STATED PROBLEM
Copy out all the records, word for word.

GIVEN RECORDS
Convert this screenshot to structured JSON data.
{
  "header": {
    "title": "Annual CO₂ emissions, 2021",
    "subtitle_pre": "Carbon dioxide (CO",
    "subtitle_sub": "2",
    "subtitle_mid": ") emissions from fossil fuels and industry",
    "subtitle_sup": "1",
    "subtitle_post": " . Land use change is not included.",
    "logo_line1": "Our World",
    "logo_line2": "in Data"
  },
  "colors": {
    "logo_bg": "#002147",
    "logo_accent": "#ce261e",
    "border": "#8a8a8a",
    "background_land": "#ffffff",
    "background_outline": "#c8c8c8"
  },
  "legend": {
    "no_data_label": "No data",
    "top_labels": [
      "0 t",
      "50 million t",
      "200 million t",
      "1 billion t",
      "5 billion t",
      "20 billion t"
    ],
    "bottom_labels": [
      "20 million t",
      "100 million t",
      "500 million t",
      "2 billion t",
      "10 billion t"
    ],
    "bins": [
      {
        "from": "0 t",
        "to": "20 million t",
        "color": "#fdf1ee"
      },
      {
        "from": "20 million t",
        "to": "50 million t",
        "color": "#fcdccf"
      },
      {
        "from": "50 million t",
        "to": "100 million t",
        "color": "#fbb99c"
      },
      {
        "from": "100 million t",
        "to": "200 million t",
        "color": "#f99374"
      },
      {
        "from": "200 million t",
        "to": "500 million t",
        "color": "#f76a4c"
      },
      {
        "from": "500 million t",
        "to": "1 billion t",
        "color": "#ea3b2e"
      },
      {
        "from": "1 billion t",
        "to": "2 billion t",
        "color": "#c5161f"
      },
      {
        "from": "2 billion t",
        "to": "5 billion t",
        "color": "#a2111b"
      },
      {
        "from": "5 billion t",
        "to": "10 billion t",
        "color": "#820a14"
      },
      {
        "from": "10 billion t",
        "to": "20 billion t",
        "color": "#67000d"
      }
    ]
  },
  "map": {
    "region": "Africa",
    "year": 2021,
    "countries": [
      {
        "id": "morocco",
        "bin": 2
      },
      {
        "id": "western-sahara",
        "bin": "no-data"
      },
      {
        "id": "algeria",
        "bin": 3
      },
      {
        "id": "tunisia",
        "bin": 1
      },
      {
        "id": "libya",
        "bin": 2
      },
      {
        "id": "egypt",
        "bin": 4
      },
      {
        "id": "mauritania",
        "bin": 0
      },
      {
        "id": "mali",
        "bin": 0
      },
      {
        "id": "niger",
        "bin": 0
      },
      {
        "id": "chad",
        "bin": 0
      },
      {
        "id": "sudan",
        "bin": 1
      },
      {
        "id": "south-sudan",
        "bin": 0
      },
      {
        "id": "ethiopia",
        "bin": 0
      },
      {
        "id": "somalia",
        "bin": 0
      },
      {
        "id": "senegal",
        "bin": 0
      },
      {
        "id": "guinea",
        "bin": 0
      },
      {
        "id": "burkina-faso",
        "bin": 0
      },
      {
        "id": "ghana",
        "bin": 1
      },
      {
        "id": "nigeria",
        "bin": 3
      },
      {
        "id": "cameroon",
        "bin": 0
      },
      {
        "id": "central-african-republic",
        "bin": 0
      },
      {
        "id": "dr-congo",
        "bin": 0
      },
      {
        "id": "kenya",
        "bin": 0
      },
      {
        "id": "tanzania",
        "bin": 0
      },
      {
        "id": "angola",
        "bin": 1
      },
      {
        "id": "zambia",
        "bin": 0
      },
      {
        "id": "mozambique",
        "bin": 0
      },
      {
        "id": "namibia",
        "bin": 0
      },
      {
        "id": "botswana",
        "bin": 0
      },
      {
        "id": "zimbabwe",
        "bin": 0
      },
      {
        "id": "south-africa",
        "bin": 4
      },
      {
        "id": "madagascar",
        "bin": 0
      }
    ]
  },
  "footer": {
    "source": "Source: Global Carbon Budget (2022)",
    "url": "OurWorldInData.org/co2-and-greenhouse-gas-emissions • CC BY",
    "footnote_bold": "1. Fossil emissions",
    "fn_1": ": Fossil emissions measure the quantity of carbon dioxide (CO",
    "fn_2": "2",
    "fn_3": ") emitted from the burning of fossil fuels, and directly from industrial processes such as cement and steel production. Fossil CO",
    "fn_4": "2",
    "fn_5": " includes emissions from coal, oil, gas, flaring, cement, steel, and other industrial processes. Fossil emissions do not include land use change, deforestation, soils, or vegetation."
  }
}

OUTPUT FOR THIS TASK
Convert this screenshot to structured JSON data.
{
  "header": {
    "title": "Annual CO₂ emissions, 2021",
    "subtitle_pre": "Carbon dioxide (CO",
    "subtitle_sub": "2",
    "subtitle_mid": ") emissions from fossil fuels and industry",
    "subtitle_sup": "1",
    "subtitle_post": " . Land use change is not included.",
    "logo_line1": "Our World",
    "logo_line2": "in Data"
  },
  "colors": {
    "logo_bg": "#002147",
    "logo_accent": "#ce261e",
    "border": "#8a8a8a",
    "background_land": "#ffffff",
    "background_outline": "#c8c8c8"
  },
  "legend": {
    "no_data_label": "No data",
    "top_labels": [
      "0 t",
      "50 million t",
      "200 million t",
      "1 billion t",
      "5 billion t",
      "20 billion t"
    ],
    "bottom_labels": [
      "20 million t",
      "100 million t",
      "500 million t",
      "2 billion t",
      "10 billion t"
    ],
    "bins": [
      {
        "from": "0 t",
        "to": "20 million t",
        "color": "#fdf1ee"
      },
      {
        "from": "20 million t",
        "to": "50 million t",
        "color": "#fcdccf"
      },
      {
        "from": "50 million t",
        "to": "100 million t",
        "color": "#fbb99c"
      },
      {
        "from": "100 million t",
        "to": "200 million t",
        "color": "#f99374"
      },
      {
        "from": "200 million t",
        "to": "500 million t",
        "color": "#f76a4c"
      },
      {
        "from": "500 million t",
        "to": "1 billion t",
        "color": "#ea3b2e"
      },
      {
        "from": "1 billion t",
        "to": "2 billion t",
        "color": "#c5161f"
      },
      {
        "from": "2 billion t",
        "to": "5 billion t",
        "color": "#a2111b"
      },
      {
        "from": "5 billion t",
        "to": "10 billion t",
        "color": "#820a14"
      },
      {
        "from": "10 billion t",
        "to": "20 billion t",
        "color": "#67000d"
      }
    ]
  },
  "map": {
    "region": "Africa",
    "year": 2021,
    "countries": [
      {
        "id": "morocco",
        "bin": 2
      },
      {
        "id": "western-sahara",
        "bin": "no-data"
      },
      {
        "id": "algeria",
        "bin": 3
      },
      {
        "id": "tunisia",
        "bin": 1
      },
      {
        "id": "libya",
        "bin": 2
      },
      {
        "id": "egypt",
        "bin": 4
      },
      {
        "id": "mauritania",
        "bin": 0
      },
      {
        "id": "mali",
        "bin": 0
      },
      {
        "id": "niger",
        "bin": 0
      },
      {
        "id": "chad",
        "bin": 0
      },
      {
        "id": "sudan",
        "bin": 1
      },
      {
        "id": "south-sudan",
        "bin": 0
      },
      {
        "id": "ethiopia",
        "bin": 0
      },
      {
        "id": "somalia",
        "bin": 0
      },
      {
        "id": "senegal",
        "bin": 0
      },
      {
        "id": "guinea",
        "bin": 0
      },
      {
        "id": "burkina-faso",
        "bin": 0
      },
      {
        "id": "ghana",
        "bin": 1
      },
      {
        "id": "nigeria",
        "bin": 3
      },
      {
        "id": "cameroon",
        "bin": 0
      },
      {
        "id": "central-african-republic",
        "bin": 0
      },
      {
        "id": "dr-congo",
        "bin": 0
      },
      {
        "id": "kenya",
        "bin": 0
      },
      {
        "id": "tanzania",
        "bin": 0
      },
      {
        "id": "angola",
        "bin": 1
      },
      {
        "id": "zambia",
        "bin": 0
      },
      {
        "id": "mozambique",
        "bin": 0
      },
      {
        "id": "namibia",
        "bin": 0
      },
      {
        "id": "botswana",
        "bin": 0
      },
      {
        "id": "zimbabwe",
        "bin": 0
      },
      {
        "id": "south-africa",
        "bin": 4
      },
      {
        "id": "madagascar",
        "bin": 0
      }
    ]
  },
  "footer": {
    "source": "Source: Global Carbon Budget (2022)",
    "url": "OurWorldInData.org/co2-and-greenhouse-gas-emissions • CC BY",
    "footnote_bold": "1. Fossil emissions",
    "fn_1": ": Fossil emissions measure the quantity of carbon dioxide (CO",
    "fn_2": "2",
    "fn_3": ") emitted from the burning of fossil fuels, and directly from industrial processes such as cement and steel production. Fossil CO",
    "fn_4": "2",
    "fn_5": " includes emissions from coal, oil, gas, flaring, cement, steel, and other industrial processes. Fossil emissions do not include land use change, deforestation, soils, or vegetation."
  }
}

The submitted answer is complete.